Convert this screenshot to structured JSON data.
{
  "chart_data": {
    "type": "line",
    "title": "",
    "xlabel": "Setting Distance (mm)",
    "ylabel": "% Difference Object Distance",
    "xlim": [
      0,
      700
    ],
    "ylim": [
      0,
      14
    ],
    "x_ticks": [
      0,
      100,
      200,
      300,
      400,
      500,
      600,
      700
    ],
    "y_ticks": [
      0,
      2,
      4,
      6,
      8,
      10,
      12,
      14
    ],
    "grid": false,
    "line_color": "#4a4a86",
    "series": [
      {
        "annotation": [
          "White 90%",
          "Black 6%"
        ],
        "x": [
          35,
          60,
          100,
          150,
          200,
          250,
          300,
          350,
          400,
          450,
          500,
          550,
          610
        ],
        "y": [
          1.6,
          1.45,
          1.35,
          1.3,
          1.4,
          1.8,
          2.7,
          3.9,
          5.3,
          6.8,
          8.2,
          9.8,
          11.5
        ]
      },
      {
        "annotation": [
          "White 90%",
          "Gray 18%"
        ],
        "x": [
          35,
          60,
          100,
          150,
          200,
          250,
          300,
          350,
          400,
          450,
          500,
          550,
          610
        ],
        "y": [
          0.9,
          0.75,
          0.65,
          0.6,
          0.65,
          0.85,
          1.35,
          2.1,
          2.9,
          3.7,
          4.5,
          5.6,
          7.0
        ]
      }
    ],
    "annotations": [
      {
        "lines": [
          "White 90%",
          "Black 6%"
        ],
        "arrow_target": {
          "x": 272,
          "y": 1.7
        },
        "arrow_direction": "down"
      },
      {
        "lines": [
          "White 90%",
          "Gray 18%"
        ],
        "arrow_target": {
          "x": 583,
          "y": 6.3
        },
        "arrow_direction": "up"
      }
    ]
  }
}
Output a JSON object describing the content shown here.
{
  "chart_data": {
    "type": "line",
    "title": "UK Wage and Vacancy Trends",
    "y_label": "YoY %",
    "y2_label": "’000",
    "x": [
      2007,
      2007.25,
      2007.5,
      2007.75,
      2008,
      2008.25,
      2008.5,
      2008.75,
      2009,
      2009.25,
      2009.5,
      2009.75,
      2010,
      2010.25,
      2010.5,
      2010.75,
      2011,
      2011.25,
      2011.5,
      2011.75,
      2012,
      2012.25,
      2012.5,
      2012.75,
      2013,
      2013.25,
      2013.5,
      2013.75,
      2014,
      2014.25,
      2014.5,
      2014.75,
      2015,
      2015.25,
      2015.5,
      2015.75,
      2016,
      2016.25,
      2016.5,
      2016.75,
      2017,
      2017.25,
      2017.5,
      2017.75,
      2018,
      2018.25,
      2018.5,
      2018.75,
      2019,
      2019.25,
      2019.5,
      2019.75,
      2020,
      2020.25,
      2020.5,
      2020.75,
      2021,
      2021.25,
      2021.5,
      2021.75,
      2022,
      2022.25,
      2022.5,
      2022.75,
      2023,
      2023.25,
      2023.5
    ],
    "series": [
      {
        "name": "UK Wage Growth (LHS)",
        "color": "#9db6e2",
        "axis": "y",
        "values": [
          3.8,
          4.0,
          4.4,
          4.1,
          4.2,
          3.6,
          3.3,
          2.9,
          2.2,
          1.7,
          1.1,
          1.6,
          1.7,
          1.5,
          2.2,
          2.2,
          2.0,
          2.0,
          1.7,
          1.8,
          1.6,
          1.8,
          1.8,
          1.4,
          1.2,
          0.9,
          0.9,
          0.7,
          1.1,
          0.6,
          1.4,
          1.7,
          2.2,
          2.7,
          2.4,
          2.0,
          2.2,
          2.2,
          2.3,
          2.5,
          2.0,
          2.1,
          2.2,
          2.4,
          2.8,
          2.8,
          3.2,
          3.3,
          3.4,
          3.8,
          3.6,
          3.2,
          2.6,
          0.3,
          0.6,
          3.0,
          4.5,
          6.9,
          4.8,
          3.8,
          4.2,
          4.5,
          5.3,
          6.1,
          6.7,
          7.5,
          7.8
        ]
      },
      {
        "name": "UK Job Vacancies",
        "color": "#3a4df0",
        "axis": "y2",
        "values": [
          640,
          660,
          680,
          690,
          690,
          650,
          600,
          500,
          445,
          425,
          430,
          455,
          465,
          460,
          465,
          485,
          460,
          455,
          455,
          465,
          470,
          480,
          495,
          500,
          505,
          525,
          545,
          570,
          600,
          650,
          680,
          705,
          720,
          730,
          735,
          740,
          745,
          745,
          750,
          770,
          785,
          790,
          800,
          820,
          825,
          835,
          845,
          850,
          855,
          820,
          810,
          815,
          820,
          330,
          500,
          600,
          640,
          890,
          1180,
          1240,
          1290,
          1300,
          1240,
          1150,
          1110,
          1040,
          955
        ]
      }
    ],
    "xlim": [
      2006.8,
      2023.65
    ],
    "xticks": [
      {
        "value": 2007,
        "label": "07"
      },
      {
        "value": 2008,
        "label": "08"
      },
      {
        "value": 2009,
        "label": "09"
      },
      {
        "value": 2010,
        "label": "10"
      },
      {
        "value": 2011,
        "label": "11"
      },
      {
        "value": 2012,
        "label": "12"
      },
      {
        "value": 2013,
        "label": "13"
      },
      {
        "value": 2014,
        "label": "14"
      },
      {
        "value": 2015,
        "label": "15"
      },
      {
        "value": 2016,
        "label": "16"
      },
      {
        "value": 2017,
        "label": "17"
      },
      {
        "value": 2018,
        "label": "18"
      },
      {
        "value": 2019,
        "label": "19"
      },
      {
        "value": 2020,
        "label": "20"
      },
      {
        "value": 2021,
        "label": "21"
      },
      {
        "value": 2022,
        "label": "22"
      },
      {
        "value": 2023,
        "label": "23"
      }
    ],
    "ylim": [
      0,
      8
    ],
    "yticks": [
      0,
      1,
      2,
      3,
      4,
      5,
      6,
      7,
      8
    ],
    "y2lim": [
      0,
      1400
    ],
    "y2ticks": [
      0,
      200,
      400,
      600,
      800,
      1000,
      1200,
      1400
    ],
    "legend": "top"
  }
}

■ ■ ■ ■ ■ ■ ■

● STATED PROBLEM: Extract the data in full. Keep it word for word.

● RESULT OF THE TASK:
Convert this screenshot to structured JSON data.
{
  "chart_data": {
    "type": "line",
    "title": "",
    "xlabel": "Setting Distance (mm)",
    "ylabel": "% Difference Object Distance",
    "xlim": [
      0,
      700
    ],
    "ylim": [
      0,
      14
    ],
    "x_ticks": [
      0,
      100,
      200,
      300,
      400,
      500,
      600,
      700
    ],
    "y_ticks": [
      0,
      2,
      4,
      6,
      8,
      10,
      12,
      14
    ],
    "grid": false,
    "line_color": "#4a4a86",
    "series": [
      {
        "annotation": [
          "White 90%",
          "Black 6%"
        ],
        "x": [
          35,
          60,
          100,
          150,
          200,
          250,
          300,
          350,
          400,
          450,
          500,
          550,
          610
        ],
        "y": [
          1.6,
          1.45,
          1.35,
          1.3,
          1.4,
          1.8,
          2.7,
          3.9,
          5.3,
          6.8,
          8.2,
          9.8,
          11.5
        ]
      },
      {
        "annotation": [
          "White 90%",
          "Gray 18%"
        ],
        "x": [
          35,
          60,
          100,
          150,
          200,
          250,
          300,
          350,
          400,
          450,
          500,
          550,
          610
        ],
        "y": [
          0.9,
          0.75,
          0.65,
          0.6,
          0.65,
          0.85,
          1.35,
          2.1,
          2.9,
          3.7,
          4.5,
          5.6,
          7.0
        ]
      }
    ],
    "annotations": [
      {
        "lines": [
          "White 90%",
          "Black 6%"
        ],
        "arrow_target": {
          "x": 272,
          "y": 1.7
        },
        "arrow_direction": "down"
      },
      {
        "lines": [
          "White 90%",
          "Gray 18%"
        ],
        "arrow_target": {
          "x": 583,
          "y": 6.3
        },
        "arrow_direction": "up"
      }
    ]
  }
}
Output a JSON object describing the content shown here.
{
  "chart_data": {
    "type": "line",
    "title": "UK Wage and Vacancy Trends",
    "y_label": "YoY %",
    "y2_label": "’000",
    "x": [
      2007,
      2007.25,
      2007.5,
      2007.75,
      2008,
      2008.25,
      2008.5,
      2008.75,
      2009,
      2009.25,
      2009.5,
      2009.75,
      2010,
      2010.25,
      2010.5,
      2010.75,
      2011,
      2011.25,
      2011.5,
      2011.75,
      2012,
      2012.25,
      2012.5,
      2012.75,
      2013,
      2013.25,
      2013.5,
      2013.75,
      2014,
      2014.25,
      2014.5,
      2014.75,
      2015,
      2015.25,
      2015.5,
      2015.75,
      2016,
      2016.25,
      2016.5,
      2016.75,
      2017,
      2017.25,
      2017.5,
      2017.75,
      2018,
      2018.25,
      2018.5,
      2018.75,
      2019,
      2019.25,
      2019.5,
      2019.75,
      2020,
      2020.25,
      2020.5,
      2020.75,
      2021,
      2021.25,
      2021.5,
      2021.75,
      2022,
      2022.25,
      2022.5,
      2022.75,
      2023,
      2023.25,
      2023.5
    ],
    "series": [
      {
        "name": "UK Wage Growth (LHS)",
        "color": "#9db6e2",
        "axis": "y",
        "values": [
          3.8,
          4.0,
          4.4,
          4.1,
          4.2,
          3.6,
          3.3,
          2.9,
          2.2,
          1.7,
          1.1,
          1.6,
          1.7,
          1.5,
          2.2,
          2.2,
          2.0,
          2.0,
          1.7,
          1.8,
          1.6,
          1.8,
          1.8,
          1.4,
          1.2,
          0.9,
          0.9,
          0.7,
          1.1,
          0.6,
          1.4,
          1.7,
          2.2,
          2.7,
          2.4,
          2.0,
          2.2,
          2.2,
          2.3,
          2.5,
          2.0,
          2.1,
          2.2,
          2.4,
          2.8,
          2.8,
          3.2,
          3.3,
          3.4,
          3.8,
          3.6,
          3.2,
          2.6,
          0.3,
          0.6,
          3.0,
          4.5,
          6.9,
          4.8,
          3.8,
          4.2,
          4.5,
          5.3,
          6.1,
          6.7,
          7.5,
          7.8
        ]
      },
      {
        "name": "UK Job Vacancies",
        "color": "#3a4df0",
        "axis": "y2",
        "values": [
          640,
          660,
          680,
          690,
          690,
          650,
          600,
          500,
          445,
          425,
          430,
          455,
          465,
          460,
          465,
          485,
          460,
          455,
          455,
          465,
          470,
          480,
          495,
          500,
          505,
          525,
          545,
          570,
          600,
          650,
          680,
          705,
          720,
          730,
          735,
          740,
          745,
          745,
          750,
          770,
          785,
          790,
          800,
          820,
          825,
          835,
          845,
          850,
          855,
          820,
          810,
          815,
          820,
          330,
          500,
          600,
          640,
          890,
          1180,
          1240,
          1290,
          1300,
          1240,
          1150,
          1110,
          1040,
          955
        ]
      }
    ],
    "xlim": [
      2006.8,
      2023.65
    ],
    "xticks": [
      {
        "value": 2007,
        "label": "07"
      },
      {
        "value": 2008,
        "label": "08"
      },
      {
        "value": 2009,
        "label": "09"
      },
      {
        "value": 2010,
        "label": "10"
      },
      {
        "value": 2011,
        "label": "11"
      },
      {
        "value": 2012,
        "label": "12"
      },
      {
        "value": 2013,
        "label": "13"
      },
      {
        "value": 2014,
        "label": "14"
      },
      {
        "value": 2015,
        "label": "15"
      },
      {
        "value": 2016,
        "label": "16"
      },
      {
        "value": 2017,
        "label": "17"
      },
      {
        "value": 2018,
        "label": "18"
      },
      {
        "value": 2019,
        "label": "19"
      },
      {
        "value": 2020,
        "label": "20"
      },
      {
        "value": 2021,
        "label": "21"
      },
      {
        "value": 2022,
        "label": "22"
      },
      {
        "value": 2023,
        "label": "23"
      }
    ],
    "ylim": [
      0,
      8
    ],
    "yticks": [
      0,
      1,
      2,
      3,
      4,
      5,
      6,
      7,
      8
    ],
    "y2lim": [
      0,
      1400
    ],
    "y2ticks": [
      0,
      200,
      400,
      600,
      800,
      1000,
      1200,
      1400
    ],
    "legend": "top"
  }
}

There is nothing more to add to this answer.